Lift out all lines below that contain "speed".

(Rows from a figure dataset)

━━━

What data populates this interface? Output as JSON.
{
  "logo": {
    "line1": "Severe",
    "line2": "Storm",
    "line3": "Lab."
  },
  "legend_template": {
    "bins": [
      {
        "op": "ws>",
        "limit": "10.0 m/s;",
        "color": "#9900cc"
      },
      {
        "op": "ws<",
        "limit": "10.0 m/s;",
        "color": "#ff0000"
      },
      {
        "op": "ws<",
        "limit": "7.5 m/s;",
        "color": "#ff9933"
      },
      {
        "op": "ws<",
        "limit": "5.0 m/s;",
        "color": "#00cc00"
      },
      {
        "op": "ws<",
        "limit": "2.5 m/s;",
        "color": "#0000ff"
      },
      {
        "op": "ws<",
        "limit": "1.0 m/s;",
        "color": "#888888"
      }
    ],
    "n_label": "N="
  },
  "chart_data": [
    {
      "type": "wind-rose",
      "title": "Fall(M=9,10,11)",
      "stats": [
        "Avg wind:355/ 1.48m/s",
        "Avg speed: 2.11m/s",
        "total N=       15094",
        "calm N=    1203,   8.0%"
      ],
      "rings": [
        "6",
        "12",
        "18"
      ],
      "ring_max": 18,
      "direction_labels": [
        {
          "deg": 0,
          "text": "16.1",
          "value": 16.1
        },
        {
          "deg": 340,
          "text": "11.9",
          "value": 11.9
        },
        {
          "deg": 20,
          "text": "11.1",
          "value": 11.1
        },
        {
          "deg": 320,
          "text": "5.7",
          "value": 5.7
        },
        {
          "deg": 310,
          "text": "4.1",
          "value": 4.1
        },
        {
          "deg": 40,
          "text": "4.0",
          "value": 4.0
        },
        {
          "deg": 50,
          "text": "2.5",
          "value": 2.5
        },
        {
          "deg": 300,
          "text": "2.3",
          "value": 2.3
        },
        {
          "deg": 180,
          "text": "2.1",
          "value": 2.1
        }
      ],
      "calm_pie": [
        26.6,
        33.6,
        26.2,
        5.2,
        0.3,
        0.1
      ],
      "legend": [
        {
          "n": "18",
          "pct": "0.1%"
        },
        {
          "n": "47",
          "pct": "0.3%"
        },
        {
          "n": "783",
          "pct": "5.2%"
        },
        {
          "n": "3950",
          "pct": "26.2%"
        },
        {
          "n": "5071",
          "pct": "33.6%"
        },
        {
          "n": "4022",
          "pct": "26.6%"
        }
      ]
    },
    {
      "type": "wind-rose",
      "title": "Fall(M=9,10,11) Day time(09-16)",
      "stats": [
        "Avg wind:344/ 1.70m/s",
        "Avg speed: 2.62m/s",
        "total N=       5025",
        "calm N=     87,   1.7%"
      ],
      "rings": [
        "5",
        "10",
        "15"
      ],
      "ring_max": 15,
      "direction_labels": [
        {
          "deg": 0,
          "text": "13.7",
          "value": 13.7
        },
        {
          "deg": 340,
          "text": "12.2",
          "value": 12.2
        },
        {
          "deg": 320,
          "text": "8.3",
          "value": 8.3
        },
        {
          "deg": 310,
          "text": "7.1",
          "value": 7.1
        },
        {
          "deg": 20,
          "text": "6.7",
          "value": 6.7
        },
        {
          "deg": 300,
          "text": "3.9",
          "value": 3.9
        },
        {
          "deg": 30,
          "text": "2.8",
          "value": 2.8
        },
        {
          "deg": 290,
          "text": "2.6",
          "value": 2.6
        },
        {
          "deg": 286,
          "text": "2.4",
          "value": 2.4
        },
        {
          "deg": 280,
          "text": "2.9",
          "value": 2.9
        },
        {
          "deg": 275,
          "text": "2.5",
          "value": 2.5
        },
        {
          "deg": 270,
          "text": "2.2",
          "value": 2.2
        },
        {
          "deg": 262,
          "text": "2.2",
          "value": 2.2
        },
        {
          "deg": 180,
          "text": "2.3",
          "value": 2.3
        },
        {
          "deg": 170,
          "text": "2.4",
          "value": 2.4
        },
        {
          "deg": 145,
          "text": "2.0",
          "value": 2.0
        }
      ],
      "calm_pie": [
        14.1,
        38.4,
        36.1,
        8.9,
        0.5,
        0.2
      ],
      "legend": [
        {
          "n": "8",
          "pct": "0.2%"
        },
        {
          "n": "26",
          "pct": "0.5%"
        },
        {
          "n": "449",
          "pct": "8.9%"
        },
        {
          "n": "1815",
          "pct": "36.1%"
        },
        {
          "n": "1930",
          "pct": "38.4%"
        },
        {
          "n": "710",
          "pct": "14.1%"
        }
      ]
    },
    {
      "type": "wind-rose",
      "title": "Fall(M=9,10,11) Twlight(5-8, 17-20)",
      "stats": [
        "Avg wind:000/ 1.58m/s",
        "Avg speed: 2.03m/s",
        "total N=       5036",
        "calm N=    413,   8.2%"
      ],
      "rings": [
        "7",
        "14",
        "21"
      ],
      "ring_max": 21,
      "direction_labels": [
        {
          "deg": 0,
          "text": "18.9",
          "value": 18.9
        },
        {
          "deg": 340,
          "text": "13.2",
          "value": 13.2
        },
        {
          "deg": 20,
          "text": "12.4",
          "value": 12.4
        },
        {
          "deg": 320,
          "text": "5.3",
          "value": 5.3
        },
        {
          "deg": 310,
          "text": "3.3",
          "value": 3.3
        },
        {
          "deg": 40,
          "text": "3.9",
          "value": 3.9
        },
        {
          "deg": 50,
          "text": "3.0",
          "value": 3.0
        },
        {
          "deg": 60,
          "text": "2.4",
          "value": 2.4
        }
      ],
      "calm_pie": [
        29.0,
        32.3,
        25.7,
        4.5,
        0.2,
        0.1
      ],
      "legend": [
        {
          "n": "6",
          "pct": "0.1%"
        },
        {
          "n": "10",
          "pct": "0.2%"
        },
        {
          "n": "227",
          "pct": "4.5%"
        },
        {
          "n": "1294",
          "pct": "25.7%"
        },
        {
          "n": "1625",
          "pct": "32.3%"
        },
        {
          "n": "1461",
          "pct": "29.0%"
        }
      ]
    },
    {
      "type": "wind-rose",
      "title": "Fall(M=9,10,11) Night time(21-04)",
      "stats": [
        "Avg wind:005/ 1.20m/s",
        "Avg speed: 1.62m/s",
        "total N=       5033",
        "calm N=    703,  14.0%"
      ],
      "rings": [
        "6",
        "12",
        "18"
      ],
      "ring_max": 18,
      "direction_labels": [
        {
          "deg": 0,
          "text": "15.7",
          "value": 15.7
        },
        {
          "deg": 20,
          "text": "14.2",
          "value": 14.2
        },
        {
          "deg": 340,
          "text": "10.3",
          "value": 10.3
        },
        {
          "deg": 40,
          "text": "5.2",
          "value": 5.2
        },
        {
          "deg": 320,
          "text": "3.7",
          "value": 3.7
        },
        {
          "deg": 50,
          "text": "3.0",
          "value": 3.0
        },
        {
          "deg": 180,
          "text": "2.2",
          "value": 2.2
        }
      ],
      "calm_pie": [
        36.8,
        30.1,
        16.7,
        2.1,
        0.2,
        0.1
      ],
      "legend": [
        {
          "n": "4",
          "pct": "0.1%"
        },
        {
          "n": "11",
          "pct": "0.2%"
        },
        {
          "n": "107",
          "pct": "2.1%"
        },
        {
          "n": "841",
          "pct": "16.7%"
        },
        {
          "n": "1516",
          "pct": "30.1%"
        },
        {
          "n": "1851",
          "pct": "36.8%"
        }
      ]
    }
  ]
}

━━━

Written response:
        "Avg speed: 2.11m/s",
        "Avg speed: 2.62m/s",
        "Avg speed: 2.03m/s",
        "Avg speed: 1.62m/s",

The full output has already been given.